**Source document**:
===============
Patten’s sketches of statesmen at work are gems, like the image of President Jacques Chirac of France at a European summit deep in contemplation of a pile of sale-room catalogs for Asian artifacts. Yet his recollections about world leaders, while often revealing, take second place to his critique of U.S. foreign policy. His sympathies are clear: Colin Powell is a marvelously reassuring figure, knowledgeable, articulate, and charming. Dick Cheney, on the other hand, provokes unadulterated contempt: It is usually easier in politics if you dislike the person as well as his ideas.

The argument behind Cousins and Strangers is that Vice-President Cheney’s New America, obsessed with defending the perceived national interest by hard power, has ignored how much Powell’s Old America achieved in the last half-century through the judicious use of soft power. As British environment secretary during the 1980’s, Patten was an eyewitness to Old America under Bush the Elder applying such soft power to bring about the first international agreements on the environment. Ever erudite, he uses the analogy of the Athenians’ bullying the Melians in the Peloponnesian War to warn that if the United States wields its hard-power club too freely, it will eventually rebound with disastrous consequences.
===============
**Dataset excerpts**:

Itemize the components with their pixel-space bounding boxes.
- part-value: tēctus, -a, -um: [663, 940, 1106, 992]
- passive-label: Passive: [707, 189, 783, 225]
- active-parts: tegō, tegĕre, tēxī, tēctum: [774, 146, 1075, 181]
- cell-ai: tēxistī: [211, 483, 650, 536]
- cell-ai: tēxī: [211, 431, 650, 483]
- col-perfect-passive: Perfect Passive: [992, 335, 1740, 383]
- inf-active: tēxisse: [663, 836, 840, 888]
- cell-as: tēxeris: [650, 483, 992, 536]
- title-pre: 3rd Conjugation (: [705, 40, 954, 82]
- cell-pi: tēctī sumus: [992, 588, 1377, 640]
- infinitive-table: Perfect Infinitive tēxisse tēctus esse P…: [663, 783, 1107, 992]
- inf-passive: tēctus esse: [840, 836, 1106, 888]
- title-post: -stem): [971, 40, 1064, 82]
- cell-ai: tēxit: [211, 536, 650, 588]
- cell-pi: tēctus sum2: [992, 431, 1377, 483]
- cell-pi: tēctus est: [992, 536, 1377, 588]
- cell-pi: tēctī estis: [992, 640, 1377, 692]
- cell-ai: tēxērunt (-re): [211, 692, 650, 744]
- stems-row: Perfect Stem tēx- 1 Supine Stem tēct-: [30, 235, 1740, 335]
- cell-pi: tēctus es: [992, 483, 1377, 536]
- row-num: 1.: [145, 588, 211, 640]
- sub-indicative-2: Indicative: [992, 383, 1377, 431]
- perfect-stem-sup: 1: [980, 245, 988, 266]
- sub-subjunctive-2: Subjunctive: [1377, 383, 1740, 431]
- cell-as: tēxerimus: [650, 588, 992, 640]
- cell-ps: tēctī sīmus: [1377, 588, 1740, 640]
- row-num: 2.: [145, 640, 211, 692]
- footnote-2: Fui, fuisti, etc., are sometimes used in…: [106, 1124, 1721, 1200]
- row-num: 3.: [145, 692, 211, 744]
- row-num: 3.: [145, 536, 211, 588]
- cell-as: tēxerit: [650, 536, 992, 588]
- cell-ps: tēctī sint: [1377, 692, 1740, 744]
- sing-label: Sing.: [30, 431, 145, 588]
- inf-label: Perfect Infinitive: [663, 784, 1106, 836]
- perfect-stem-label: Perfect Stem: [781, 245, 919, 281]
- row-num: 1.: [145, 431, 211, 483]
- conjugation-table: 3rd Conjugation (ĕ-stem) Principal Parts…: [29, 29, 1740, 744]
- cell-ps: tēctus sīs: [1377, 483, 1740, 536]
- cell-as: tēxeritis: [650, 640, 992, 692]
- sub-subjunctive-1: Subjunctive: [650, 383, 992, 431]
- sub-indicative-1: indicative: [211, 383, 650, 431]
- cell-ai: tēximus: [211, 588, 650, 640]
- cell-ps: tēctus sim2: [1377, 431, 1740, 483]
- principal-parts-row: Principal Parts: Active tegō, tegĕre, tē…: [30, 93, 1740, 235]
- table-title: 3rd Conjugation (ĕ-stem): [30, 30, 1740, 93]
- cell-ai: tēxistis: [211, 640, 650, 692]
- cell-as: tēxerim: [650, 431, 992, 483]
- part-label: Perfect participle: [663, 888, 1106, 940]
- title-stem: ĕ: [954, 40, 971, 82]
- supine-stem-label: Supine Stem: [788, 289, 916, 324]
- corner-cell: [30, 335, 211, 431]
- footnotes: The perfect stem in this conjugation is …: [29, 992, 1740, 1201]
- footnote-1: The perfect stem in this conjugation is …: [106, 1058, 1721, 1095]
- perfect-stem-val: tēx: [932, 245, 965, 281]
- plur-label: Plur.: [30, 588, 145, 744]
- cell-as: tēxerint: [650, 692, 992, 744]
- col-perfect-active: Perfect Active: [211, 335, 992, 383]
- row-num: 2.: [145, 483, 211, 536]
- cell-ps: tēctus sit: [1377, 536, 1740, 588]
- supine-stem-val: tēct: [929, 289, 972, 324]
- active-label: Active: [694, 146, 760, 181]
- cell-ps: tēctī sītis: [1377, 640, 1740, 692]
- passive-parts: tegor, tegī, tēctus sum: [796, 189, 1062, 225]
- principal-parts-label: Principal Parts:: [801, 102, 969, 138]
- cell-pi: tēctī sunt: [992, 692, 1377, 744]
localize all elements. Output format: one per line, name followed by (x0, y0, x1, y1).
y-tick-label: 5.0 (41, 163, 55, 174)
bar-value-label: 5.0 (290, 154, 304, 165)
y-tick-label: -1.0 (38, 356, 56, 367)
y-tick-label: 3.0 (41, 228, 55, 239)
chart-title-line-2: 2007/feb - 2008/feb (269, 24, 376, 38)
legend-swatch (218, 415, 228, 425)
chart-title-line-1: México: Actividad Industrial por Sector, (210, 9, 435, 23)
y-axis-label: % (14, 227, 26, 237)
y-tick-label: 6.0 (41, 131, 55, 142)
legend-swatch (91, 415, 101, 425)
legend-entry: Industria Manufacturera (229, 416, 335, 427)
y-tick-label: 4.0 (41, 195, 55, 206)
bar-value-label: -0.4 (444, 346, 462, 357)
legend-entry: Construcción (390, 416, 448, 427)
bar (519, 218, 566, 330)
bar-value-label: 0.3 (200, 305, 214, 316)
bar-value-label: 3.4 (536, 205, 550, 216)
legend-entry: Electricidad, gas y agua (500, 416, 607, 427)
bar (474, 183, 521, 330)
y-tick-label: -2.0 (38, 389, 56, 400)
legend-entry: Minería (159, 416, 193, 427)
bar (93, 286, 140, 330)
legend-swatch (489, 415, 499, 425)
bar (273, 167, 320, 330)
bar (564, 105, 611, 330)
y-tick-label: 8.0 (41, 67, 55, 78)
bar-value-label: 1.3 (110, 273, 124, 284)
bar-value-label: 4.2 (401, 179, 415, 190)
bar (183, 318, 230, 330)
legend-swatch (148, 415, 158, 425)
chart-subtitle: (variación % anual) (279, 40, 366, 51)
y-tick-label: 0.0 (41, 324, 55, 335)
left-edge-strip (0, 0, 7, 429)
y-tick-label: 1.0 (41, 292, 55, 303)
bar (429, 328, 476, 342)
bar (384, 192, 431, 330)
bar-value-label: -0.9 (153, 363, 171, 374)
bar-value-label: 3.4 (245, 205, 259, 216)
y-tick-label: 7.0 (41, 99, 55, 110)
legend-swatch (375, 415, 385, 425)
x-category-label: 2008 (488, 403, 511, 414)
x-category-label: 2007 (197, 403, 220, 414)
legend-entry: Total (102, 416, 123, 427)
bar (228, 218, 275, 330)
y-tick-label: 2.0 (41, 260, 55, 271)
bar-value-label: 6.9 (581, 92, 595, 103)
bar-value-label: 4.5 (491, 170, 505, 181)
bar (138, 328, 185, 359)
===============
**Activity**: Reproduce the passage on Patten's Cousins and Strangers word for word, from "The argument behind" up to and including "with disastrous consequences.".

**Exercise response**:
The argument behind Cousins and Strangers is that Vice-President Cheney’s New America, obsessed with defending the perceived national interest by hard power, has ignored how much Powell’s Old America achieved in the last half-century through the judicious use of soft power. As British environment secretary during the 1980’s, Patten was an eyewitness to Old America under Bush the Elder applying such soft power to bring about the first international agreements on the environment. Ever erudite, he uses the analogy of the Athenians’ bullying the Melians in the Peloponnesian War to warn that if the United States wields its hard-power club too freely, it will eventually rebound with disastrous consequences.